Task directions: Print the entire listing. Each line must match the original exactly.

[Stored data]

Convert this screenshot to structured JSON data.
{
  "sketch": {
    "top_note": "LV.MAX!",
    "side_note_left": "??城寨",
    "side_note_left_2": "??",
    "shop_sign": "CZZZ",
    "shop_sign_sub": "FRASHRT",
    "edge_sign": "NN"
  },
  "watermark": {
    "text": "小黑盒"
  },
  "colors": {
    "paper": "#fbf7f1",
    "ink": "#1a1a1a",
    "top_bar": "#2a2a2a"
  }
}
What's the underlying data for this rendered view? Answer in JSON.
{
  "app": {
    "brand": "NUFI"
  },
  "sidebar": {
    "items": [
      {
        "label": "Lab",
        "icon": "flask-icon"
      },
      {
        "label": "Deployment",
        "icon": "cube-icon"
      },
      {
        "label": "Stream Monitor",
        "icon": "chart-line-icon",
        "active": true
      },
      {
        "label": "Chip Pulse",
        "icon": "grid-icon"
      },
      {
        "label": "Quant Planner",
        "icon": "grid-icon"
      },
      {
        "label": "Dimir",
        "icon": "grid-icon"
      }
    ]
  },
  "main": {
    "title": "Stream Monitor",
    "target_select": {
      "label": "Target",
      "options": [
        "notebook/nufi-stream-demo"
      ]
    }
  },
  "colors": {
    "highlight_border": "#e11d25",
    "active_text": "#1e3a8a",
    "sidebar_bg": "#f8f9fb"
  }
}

Exercise solution:
Convert this screenshot to structured JSON data.
{
  "sketch": {
    "top_note": "LV.MAX!",
    "side_note_left": "??城寨",
    "side_note_left_2": "??",
    "shop_sign": "CZZZ",
    "shop_sign_sub": "FRASHRT",
    "edge_sign": "NN"
  },
  "watermark": {
    "text": "小黑盒"
  },
  "colors": {
    "paper": "#fbf7f1",
    "ink": "#1a1a1a",
    "top_bar": "#2a2a2a"
  }
}
What's the underlying data for this rendered view? Answer in JSON.
{
  "app": {
    "brand": "NUFI"
  },
  "sidebar": {
    "items": [
      {
        "label": "Lab",
        "icon": "flask-icon"
      },
      {
        "label": "Deployment",
        "icon": "cube-icon"
      },
      {
        "label": "Stream Monitor",
        "icon": "chart-line-icon",
        "active": true
      },
      {
        "label": "Chip Pulse",
        "icon": "grid-icon"
      },
      {
        "label": "Quant Planner",
        "icon": "grid-icon"
      },
      {
        "label": "Dimir",
        "icon": "grid-icon"
      }
    ]
  },
  "main": {
    "title": "Stream Monitor",
    "target_select": {
      "label": "Target",
      "options": [
        "notebook/nufi-stream-demo"
      ]
    }
  },
  "colors": {
    "highlight_border": "#e11d25",
    "active_text": "#1e3a8a",
    "sidebar_bg": "#f8f9fb"
  }
}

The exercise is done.